(Stored data)
--------

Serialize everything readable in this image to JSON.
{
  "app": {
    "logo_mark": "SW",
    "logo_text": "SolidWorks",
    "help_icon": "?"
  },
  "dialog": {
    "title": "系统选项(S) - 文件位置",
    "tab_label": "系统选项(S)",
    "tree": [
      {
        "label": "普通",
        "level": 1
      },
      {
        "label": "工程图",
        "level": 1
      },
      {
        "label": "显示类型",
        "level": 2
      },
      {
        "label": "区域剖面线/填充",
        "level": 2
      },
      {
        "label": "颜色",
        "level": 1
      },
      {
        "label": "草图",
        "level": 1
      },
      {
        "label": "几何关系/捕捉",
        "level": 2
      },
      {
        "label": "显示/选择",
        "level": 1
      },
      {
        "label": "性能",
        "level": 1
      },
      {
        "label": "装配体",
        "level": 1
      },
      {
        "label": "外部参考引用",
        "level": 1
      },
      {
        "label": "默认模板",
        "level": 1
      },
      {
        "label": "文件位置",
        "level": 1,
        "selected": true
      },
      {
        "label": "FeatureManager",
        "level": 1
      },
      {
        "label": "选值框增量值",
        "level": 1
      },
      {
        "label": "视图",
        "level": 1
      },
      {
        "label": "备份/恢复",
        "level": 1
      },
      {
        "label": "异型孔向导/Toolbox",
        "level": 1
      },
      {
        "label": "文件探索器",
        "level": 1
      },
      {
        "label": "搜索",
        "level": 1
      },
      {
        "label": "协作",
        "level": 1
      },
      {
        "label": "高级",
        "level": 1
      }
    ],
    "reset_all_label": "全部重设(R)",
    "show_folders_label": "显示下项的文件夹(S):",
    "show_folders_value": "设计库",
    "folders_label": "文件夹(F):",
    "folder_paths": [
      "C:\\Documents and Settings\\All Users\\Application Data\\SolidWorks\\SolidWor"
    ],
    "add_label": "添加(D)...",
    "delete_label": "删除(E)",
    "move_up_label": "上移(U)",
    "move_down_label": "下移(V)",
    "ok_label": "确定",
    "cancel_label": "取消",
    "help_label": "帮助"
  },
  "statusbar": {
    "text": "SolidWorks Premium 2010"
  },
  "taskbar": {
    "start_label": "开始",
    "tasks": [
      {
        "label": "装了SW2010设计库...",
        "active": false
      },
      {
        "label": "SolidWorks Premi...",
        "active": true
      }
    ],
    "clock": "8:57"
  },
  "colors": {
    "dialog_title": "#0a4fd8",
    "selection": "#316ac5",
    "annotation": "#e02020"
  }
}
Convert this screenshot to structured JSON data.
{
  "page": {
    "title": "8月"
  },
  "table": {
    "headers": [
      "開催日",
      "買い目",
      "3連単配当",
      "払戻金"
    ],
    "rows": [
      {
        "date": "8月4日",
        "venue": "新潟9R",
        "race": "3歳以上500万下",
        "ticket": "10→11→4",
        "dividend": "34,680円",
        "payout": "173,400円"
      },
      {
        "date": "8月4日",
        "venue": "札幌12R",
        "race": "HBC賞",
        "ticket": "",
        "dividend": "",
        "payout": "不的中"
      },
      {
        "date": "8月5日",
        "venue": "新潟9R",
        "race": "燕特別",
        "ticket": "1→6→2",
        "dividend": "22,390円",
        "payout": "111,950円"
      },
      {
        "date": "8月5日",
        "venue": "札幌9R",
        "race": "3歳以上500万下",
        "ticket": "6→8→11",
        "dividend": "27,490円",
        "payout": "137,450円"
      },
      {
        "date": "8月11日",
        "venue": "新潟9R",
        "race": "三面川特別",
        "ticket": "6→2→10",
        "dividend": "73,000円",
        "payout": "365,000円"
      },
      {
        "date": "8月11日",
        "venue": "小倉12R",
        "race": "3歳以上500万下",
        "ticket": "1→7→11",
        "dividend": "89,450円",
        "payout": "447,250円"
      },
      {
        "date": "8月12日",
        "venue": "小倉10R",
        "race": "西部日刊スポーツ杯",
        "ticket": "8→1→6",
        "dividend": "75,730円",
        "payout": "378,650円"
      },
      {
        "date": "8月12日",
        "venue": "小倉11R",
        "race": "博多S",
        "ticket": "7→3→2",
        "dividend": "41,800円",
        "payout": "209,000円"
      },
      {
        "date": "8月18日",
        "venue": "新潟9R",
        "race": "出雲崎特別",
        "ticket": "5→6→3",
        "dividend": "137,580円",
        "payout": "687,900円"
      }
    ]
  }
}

--------

## [WRITTEN PROBLEM]
Quote the entire listing above exactly.

## [SOLUTION FOR THIS PROBLEM]
Serialize everything readable in this image to JSON.
{
  "app": {
    "logo_mark": "SW",
    "logo_text": "SolidWorks",
    "help_icon": "?"
  },
  "dialog": {
    "title": "系统选项(S) - 文件位置",
    "tab_label": "系统选项(S)",
    "tree": [
      {
        "label": "普通",
        "level": 1
      },
      {
        "label": "工程图",
        "level": 1
      },
      {
        "label": "显示类型",
        "level": 2
      },
      {
        "label": "区域剖面线/填充",
        "level": 2
      },
      {
        "label": "颜色",
        "level": 1
      },
      {
        "label": "草图",
        "level": 1
      },
      {
        "label": "几何关系/捕捉",
        "level": 2
      },
      {
        "label": "显示/选择",
        "level": 1
      },
      {
        "label": "性能",
        "level": 1
      },
      {
        "label": "装配体",
        "level": 1
      },
      {
        "label": "外部参考引用",
        "level": 1
      },
      {
        "label": "默认模板",
        "level": 1
      },
      {
        "label": "文件位置",
        "level": 1,
        "selected": true
      },
      {
        "label": "FeatureManager",
        "level": 1
      },
      {
        "label": "选值框增量值",
        "level": 1
      },
      {
        "label": "视图",
        "level": 1
      },
      {
        "label": "备份/恢复",
        "level": 1
      },
      {
        "label": "异型孔向导/Toolbox",
        "level": 1
      },
      {
        "label": "文件探索器",
        "level": 1
      },
      {
        "label": "搜索",
        "level": 1
      },
      {
        "label": "协作",
        "level": 1
      },
      {
        "label": "高级",
        "level": 1
      }
    ],
    "reset_all_label": "全部重设(R)",
    "show_folders_label": "显示下项的文件夹(S):",
    "show_folders_value": "设计库",
    "folders_label": "文件夹(F):",
    "folder_paths": [
      "C:\\Documents and Settings\\All Users\\Application Data\\SolidWorks\\SolidWor"
    ],
    "add_label": "添加(D)...",
    "delete_label": "删除(E)",
    "move_up_label": "上移(U)",
    "move_down_label": "下移(V)",
    "ok_label": "确定",
    "cancel_label": "取消",
    "help_label": "帮助"
  },
  "statusbar": {
    "text": "SolidWorks Premium 2010"
  },
  "taskbar": {
    "start_label": "开始",
    "tasks": [
      {
        "label": "装了SW2010设计库...",
        "active": false
      },
      {
        "label": "SolidWorks Premi...",
        "active": true
      }
    ],
    "clock": "8:57"
  },
  "colors": {
    "dialog_title": "#0a4fd8",
    "selection": "#316ac5",
    "annotation": "#e02020"
  }
}
Convert this screenshot to structured JSON data.
{
  "page": {
    "title": "8月"
  },
  "table": {
    "headers": [
      "開催日",
      "買い目",
      "3連単配当",
      "払戻金"
    ],
    "rows": [
      {
        "date": "8月4日",
        "venue": "新潟9R",
        "race": "3歳以上500万下",
        "ticket": "10→11→4",
        "dividend": "34,680円",
        "payout": "173,400円"
      },
      {
        "date": "8月4日",
        "venue": "札幌12R",
        "race": "HBC賞",
        "ticket": "",
        "dividend": "",
        "payout": "不的中"
      },
      {
        "date": "8月5日",
        "venue": "新潟9R",
        "race": "燕特別",
        "ticket": "1→6→2",
        "dividend": "22,390円",
        "payout": "111,950円"
      },
      {
        "date": "8月5日",
        "venue": "札幌9R",
        "race": "3歳以上500万下",
        "ticket": "6→8→11",
        "dividend": "27,490円",
        "payout": "137,450円"
      },
      {
        "date": "8月11日",
        "venue": "新潟9R",
        "race": "三面川特別",
        "ticket": "6→2→10",
        "dividend": "73,000円",
        "payout": "365,000円"
      },
      {
        "date": "8月11日",
        "venue": "小倉12R",
        "race": "3歳以上500万下",
        "ticket": "1→7→11",
        "dividend": "89,450円",
        "payout": "447,250円"
      },
      {
        "date": "8月12日",
        "venue": "小倉10R",
        "race": "西部日刊スポーツ杯",
        "ticket": "8→1→6",
        "dividend": "75,730円",
        "payout": "378,650円"
      },
      {
        "date": "8月12日",
        "venue": "小倉11R",
        "race": "博多S",
        "ticket": "7→3→2",
        "dividend": "41,800円",
        "payout": "209,000円"
      },
      {
        "date": "8月18日",
        "venue": "新潟9R",
        "race": "出雲崎特別",
        "ticket": "5→6→3",
        "dividend": "137,580円",
        "payout": "687,900円"
      }
    ]
  }
}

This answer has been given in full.